**STORED DATA:**
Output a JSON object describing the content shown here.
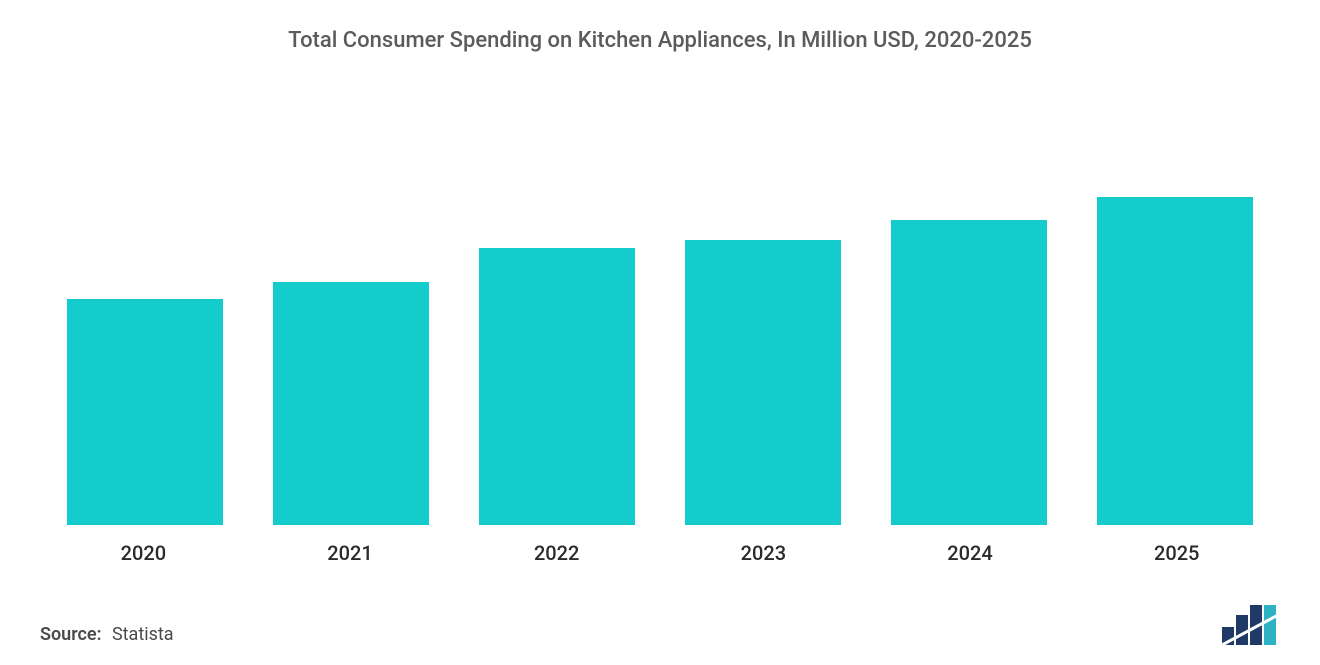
{
  "chart": {
    "type": "bar",
    "title": "Total Consumer Spending on Kitchen Appliances, In Million USD, 2020-2025",
    "title_fontsize": 22,
    "title_color": "#5b5b5b",
    "categories": [
      "2020",
      "2021",
      "2022",
      "2023",
      "2024",
      "2025"
    ],
    "values": [
      200,
      215,
      245,
      252,
      270,
      290
    ],
    "ylim": [
      0,
      400
    ],
    "bar_color": "#14cccc",
    "bar_width_ratio": 0.76,
    "background_color": "#ffffff",
    "category_label_fontsize": 20,
    "category_label_color": "#2b2b2b",
    "grid": false
  },
  "source": {
    "label": "Source:",
    "value": "Statista",
    "fontsize": 18,
    "color": "#4a4a4a"
  },
  "logo": {
    "name": "mordor-intelligence-logo",
    "bars": [
      {
        "x": 0,
        "h": 18,
        "fill": "#1f3a66"
      },
      {
        "x": 14,
        "h": 30,
        "fill": "#1f3a66"
      },
      {
        "x": 28,
        "h": 40,
        "fill": "#1f3a66"
      },
      {
        "x": 42,
        "h": 40,
        "fill": "#2db2c4"
      }
    ],
    "accent_line": {
      "x1": 0,
      "y1": 40,
      "x2": 56,
      "y2": 10,
      "stroke": "#ffffff",
      "width": 3
    }
  }
}
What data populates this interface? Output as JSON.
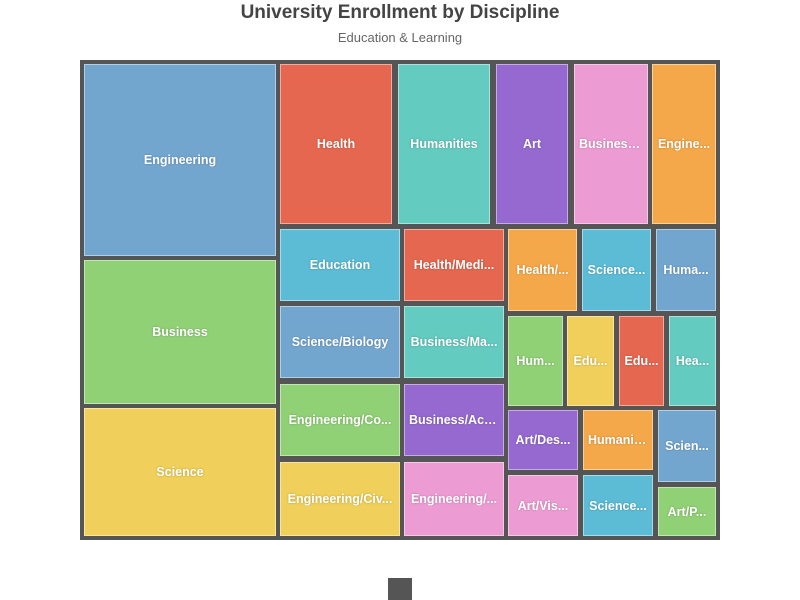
{
  "title": "University Enrollment by Discipline",
  "subtitle": "Education & Learning",
  "chart_data": {
    "type": "treemap",
    "title": "University Enrollment by Discipline",
    "subtitle": "Education & Learning",
    "background": "#555555",
    "items": [
      {
        "label": "Engineering",
        "value": 128,
        "color": "#73a6cf"
      },
      {
        "label": "Business",
        "value": 95,
        "color": "#91d176"
      },
      {
        "label": "Science",
        "value": 85,
        "color": "#f0d05a"
      },
      {
        "label": "Health",
        "value": 46,
        "color": "#e5674f"
      },
      {
        "label": "Humanities",
        "value": 42,
        "color": "#64cbc1"
      },
      {
        "label": "Art",
        "value": 32,
        "color": "#9569cf"
      },
      {
        "label": "Business...",
        "value": 32,
        "color": "#ed9cd3"
      },
      {
        "label": "Engine...",
        "value": 26,
        "color": "#f5a849"
      },
      {
        "label": "Education",
        "value": 16,
        "color": "#5cbcd6"
      },
      {
        "label": "Health/Medi...",
        "value": 16,
        "color": "#e5674f"
      },
      {
        "label": "Health/...",
        "value": 12,
        "color": "#f5a849"
      },
      {
        "label": "Science...",
        "value": 12,
        "color": "#5cbcd6"
      },
      {
        "label": "Huma...",
        "value": 10,
        "color": "#73a6cf"
      },
      {
        "label": "Science/Biology",
        "value": 16,
        "color": "#73a6cf"
      },
      {
        "label": "Business/Ma...",
        "value": 16,
        "color": "#64cbc1"
      },
      {
        "label": "Hum...",
        "value": 8,
        "color": "#91d176"
      },
      {
        "label": "Edu...",
        "value": 7,
        "color": "#f0d05a"
      },
      {
        "label": "Edu...",
        "value": 7,
        "color": "#e5674f"
      },
      {
        "label": "Hea...",
        "value": 7,
        "color": "#64cbc1"
      },
      {
        "label": "Engineering/Co...",
        "value": 16,
        "color": "#91d176"
      },
      {
        "label": "Business/Acc...",
        "value": 15,
        "color": "#9569cf"
      },
      {
        "label": "Art/Des...",
        "value": 8,
        "color": "#9569cf"
      },
      {
        "label": "Humanit...",
        "value": 8,
        "color": "#f5a849"
      },
      {
        "label": "Scien...",
        "value": 7,
        "color": "#73a6cf"
      },
      {
        "label": "Engineering/Civ...",
        "value": 16,
        "color": "#f0d05a"
      },
      {
        "label": "Engineering/...",
        "value": 15,
        "color": "#ed9cd3"
      },
      {
        "label": "Art/Vis...",
        "value": 8,
        "color": "#ed9cd3"
      },
      {
        "label": "Science...",
        "value": 8,
        "color": "#5cbcd6"
      },
      {
        "label": "Art/P...",
        "value": 5,
        "color": "#91d176"
      }
    ]
  }
}
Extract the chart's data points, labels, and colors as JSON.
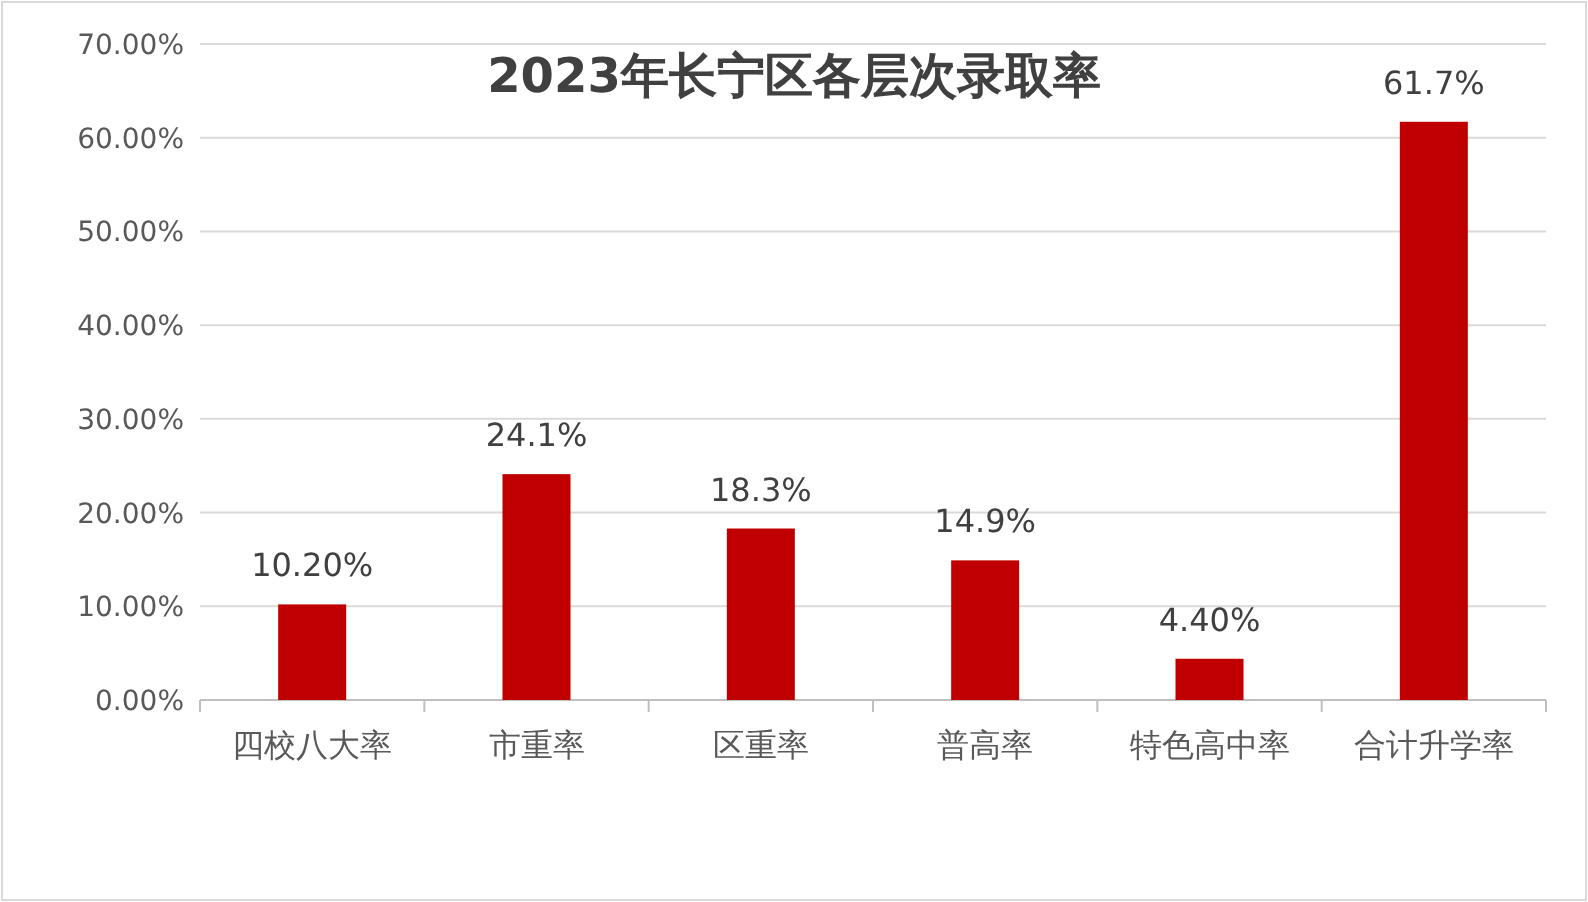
{
  "chart_data": {
    "type": "bar",
    "title": "2023年长宁区各层次录取率",
    "categories": [
      "四校八大率",
      "市重率",
      "区重率",
      "普高率",
      "特色高中率",
      "合计升学率"
    ],
    "values": [
      10.2,
      24.1,
      18.3,
      14.9,
      4.4,
      61.7
    ],
    "value_labels": [
      "10.20%",
      "24.1%",
      "18.3%",
      "14.9%",
      "4.40%",
      "61.7%"
    ],
    "color": "#c00000",
    "ylim": [
      0,
      70
    ],
    "yticks": [
      {
        "value": 0,
        "label": "0.00%"
      },
      {
        "value": 10,
        "label": "10.00%"
      },
      {
        "value": 20,
        "label": "20.00%"
      },
      {
        "value": 30,
        "label": "30.00%"
      },
      {
        "value": 40,
        "label": "40.00%"
      },
      {
        "value": 50,
        "label": "50.00%"
      },
      {
        "value": 60,
        "label": "60.00%"
      },
      {
        "value": 70,
        "label": "70.00%"
      }
    ],
    "grid": "y"
  }
}
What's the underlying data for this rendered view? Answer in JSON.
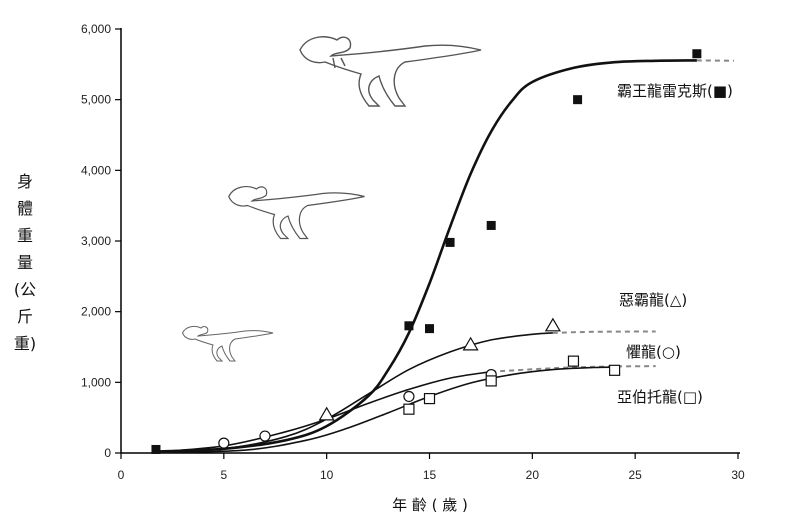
{
  "chart_data": {
    "type": "scatter",
    "xlabel": "年 齡 ( 歲 )",
    "ylabel": "身體重量(公斤重)",
    "xlim": [
      0,
      30
    ],
    "ylim": [
      0,
      6000
    ],
    "x_ticks": [
      "0",
      "5",
      "10",
      "15",
      "20",
      "25",
      "30"
    ],
    "y_ticks": [
      "0",
      "1,000",
      "2,000",
      "3,000",
      "4,000",
      "5,000",
      "6,000"
    ],
    "grid": false,
    "series": [
      {
        "name": "霸王龍雷克斯(■)",
        "marker": "filled-square",
        "points": [
          [
            1.7,
            50
          ],
          [
            14,
            1800
          ],
          [
            15,
            1760
          ],
          [
            16,
            2980
          ],
          [
            18,
            3220
          ],
          [
            22.2,
            5000
          ],
          [
            28,
            5650
          ]
        ],
        "fit": [
          [
            1.5,
            20
          ],
          [
            5,
            60
          ],
          [
            8,
            180
          ],
          [
            10,
            380
          ],
          [
            12,
            800
          ],
          [
            13,
            1180
          ],
          [
            14,
            1700
          ],
          [
            15,
            2400
          ],
          [
            16,
            3200
          ],
          [
            17,
            3950
          ],
          [
            18,
            4550
          ],
          [
            19,
            4980
          ],
          [
            20,
            5250
          ],
          [
            22,
            5450
          ],
          [
            24,
            5530
          ],
          [
            26,
            5550
          ],
          [
            28,
            5555
          ]
        ],
        "fit_extension": [
          [
            28,
            5555
          ],
          [
            29.8,
            5550
          ]
        ]
      },
      {
        "name": "惡霸龍(△)",
        "marker": "open-triangle",
        "points": [
          [
            10,
            540
          ],
          [
            17,
            1530
          ],
          [
            21,
            1800
          ]
        ],
        "fit": [
          [
            1.5,
            5
          ],
          [
            5,
            60
          ],
          [
            8,
            230
          ],
          [
            10,
            480
          ],
          [
            12,
            830
          ],
          [
            14,
            1180
          ],
          [
            16,
            1430
          ],
          [
            18,
            1600
          ],
          [
            20,
            1680
          ],
          [
            21,
            1700
          ]
        ],
        "fit_extension": [
          [
            21,
            1700
          ],
          [
            23,
            1715
          ],
          [
            26,
            1720
          ]
        ]
      },
      {
        "name": "懼龍(○)",
        "marker": "open-circle",
        "points": [
          [
            5,
            140
          ],
          [
            7,
            240
          ],
          [
            14,
            800
          ],
          [
            18,
            1110
          ]
        ],
        "fit": [
          [
            1.5,
            10
          ],
          [
            5,
            100
          ],
          [
            8,
            300
          ],
          [
            10,
            480
          ],
          [
            12,
            700
          ],
          [
            14,
            900
          ],
          [
            16,
            1060
          ],
          [
            18,
            1150
          ]
        ],
        "fit_extension": [
          [
            18,
            1150
          ],
          [
            21,
            1200
          ],
          [
            23,
            1220
          ],
          [
            26,
            1230
          ]
        ]
      },
      {
        "name": "亞伯托龍(□)",
        "marker": "open-square",
        "points": [
          [
            14,
            620
          ],
          [
            15,
            770
          ],
          [
            18,
            1020
          ],
          [
            22,
            1300
          ],
          [
            24,
            1170
          ]
        ],
        "fit": [
          [
            1.5,
            5
          ],
          [
            6,
            40
          ],
          [
            9,
            180
          ],
          [
            11,
            350
          ],
          [
            13,
            570
          ],
          [
            15,
            800
          ],
          [
            17,
            990
          ],
          [
            19,
            1110
          ],
          [
            21,
            1180
          ],
          [
            23,
            1210
          ],
          [
            24,
            1215
          ]
        ],
        "fit_extension": []
      }
    ]
  }
}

**WHAT IS NEEDED:**
Scan the material above for the string "this" and report each line where you find it.

**OUTPUT OF THE EXERCISE:**
What data populates this interface? Output as JSON.
What's the underlying data for this rendered view? Answer in JSON.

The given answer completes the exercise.